[start of PROVIDED DATA]

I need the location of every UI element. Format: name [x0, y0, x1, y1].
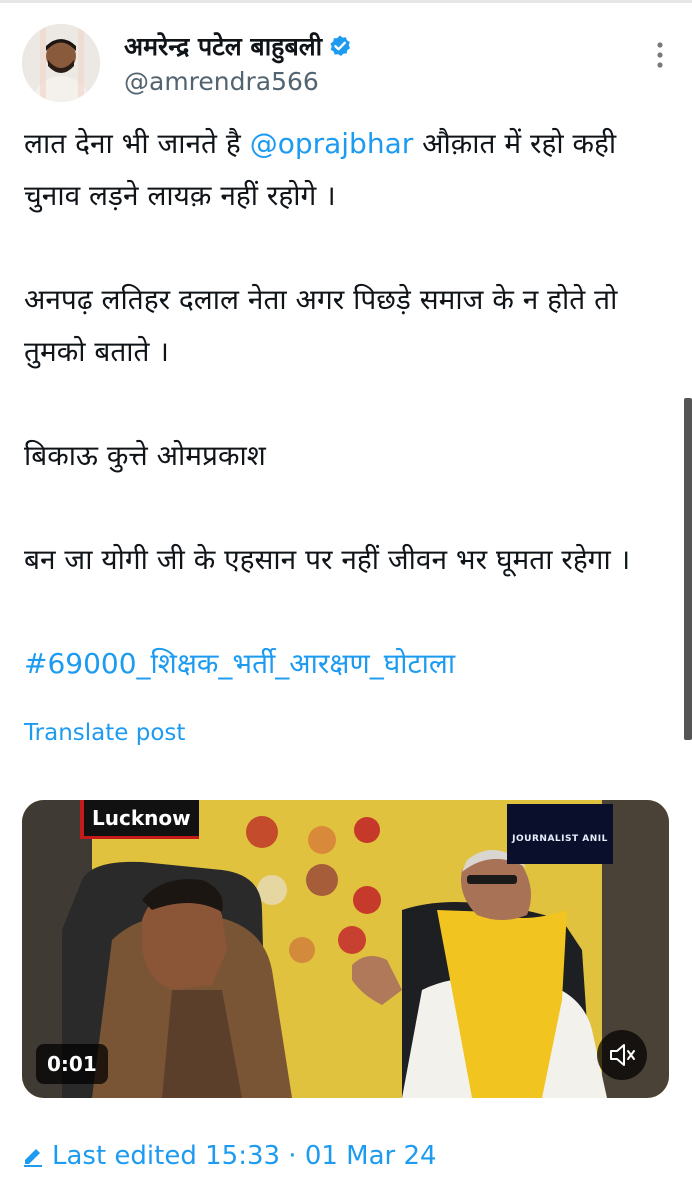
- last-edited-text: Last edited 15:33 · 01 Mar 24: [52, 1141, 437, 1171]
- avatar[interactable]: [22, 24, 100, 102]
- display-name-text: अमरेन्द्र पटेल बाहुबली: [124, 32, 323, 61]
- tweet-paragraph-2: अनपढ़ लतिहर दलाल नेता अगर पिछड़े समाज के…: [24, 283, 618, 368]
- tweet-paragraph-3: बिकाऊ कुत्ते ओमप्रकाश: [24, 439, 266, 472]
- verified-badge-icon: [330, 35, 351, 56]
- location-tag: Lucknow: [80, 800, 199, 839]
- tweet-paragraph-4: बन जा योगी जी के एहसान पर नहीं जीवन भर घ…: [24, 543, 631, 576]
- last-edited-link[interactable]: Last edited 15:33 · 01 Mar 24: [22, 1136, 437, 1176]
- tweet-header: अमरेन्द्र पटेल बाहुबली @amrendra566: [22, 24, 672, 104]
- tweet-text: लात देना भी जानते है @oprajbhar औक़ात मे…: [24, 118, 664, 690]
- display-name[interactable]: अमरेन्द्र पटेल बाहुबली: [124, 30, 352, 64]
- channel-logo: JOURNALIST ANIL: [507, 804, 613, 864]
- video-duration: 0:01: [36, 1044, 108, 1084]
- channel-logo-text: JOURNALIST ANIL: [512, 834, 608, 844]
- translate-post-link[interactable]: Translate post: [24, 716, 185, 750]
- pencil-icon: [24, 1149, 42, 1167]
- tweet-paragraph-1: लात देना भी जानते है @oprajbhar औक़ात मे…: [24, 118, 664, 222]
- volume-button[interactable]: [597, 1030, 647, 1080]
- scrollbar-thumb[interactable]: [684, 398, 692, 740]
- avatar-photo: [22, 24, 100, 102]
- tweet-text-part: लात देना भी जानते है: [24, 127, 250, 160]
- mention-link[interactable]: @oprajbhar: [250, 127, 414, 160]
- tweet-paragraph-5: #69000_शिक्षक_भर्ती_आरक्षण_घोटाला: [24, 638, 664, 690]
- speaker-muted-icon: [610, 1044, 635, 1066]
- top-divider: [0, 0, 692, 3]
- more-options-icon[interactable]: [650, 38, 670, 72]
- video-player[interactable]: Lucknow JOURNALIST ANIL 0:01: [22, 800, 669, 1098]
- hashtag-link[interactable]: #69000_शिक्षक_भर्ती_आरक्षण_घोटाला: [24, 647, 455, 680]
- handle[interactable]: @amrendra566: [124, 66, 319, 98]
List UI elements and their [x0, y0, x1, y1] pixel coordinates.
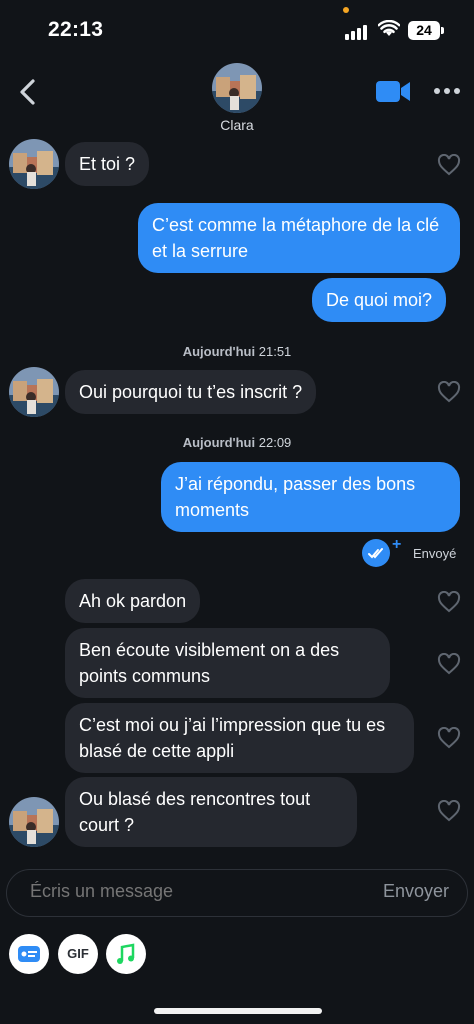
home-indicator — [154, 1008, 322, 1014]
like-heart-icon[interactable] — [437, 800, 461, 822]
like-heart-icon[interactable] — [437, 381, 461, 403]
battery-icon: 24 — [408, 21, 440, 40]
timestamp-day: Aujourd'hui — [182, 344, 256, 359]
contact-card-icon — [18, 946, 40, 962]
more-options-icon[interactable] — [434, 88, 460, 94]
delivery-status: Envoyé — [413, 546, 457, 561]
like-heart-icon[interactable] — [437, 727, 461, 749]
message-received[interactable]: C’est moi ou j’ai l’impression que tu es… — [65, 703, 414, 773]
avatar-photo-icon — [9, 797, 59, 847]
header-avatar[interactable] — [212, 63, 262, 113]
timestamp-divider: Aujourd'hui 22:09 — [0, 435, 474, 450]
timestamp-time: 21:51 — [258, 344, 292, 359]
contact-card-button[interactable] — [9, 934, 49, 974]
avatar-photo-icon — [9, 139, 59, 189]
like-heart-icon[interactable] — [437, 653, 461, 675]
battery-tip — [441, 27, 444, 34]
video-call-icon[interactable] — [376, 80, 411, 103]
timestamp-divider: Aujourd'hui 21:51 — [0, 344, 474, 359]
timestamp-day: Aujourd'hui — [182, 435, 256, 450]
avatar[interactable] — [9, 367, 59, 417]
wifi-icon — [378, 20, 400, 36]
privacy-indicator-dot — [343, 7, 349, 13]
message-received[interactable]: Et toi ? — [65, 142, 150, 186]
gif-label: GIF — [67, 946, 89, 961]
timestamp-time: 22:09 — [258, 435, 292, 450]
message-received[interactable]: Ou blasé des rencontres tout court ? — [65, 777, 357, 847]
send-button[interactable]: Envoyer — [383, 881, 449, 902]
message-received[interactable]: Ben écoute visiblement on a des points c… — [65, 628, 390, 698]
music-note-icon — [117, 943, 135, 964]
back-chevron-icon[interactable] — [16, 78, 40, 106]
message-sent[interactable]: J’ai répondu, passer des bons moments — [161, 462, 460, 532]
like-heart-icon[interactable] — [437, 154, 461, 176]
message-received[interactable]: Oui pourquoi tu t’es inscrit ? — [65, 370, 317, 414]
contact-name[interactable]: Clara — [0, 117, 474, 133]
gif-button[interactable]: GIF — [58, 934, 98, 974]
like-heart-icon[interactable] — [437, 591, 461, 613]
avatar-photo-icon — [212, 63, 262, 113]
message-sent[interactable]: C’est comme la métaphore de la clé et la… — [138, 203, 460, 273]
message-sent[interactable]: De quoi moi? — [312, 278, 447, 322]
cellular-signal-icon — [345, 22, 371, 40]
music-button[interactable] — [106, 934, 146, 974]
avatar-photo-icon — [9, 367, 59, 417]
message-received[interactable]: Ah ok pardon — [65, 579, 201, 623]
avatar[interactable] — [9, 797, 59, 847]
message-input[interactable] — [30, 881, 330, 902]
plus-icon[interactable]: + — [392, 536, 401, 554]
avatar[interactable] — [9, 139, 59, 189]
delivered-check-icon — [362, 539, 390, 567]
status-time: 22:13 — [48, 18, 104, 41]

[end of PROVIDED DATA]

→ PROBLEM STATEMENT
Report every line of the items above that contains the string "contact", matching case exactly.

→ RESULT OF THE TASK
contact-card-icon — [18, 946, 40, 962]
contact-card-button[interactable] — [9, 934, 49, 974]
contact-name[interactable]: Clara — [0, 117, 474, 133]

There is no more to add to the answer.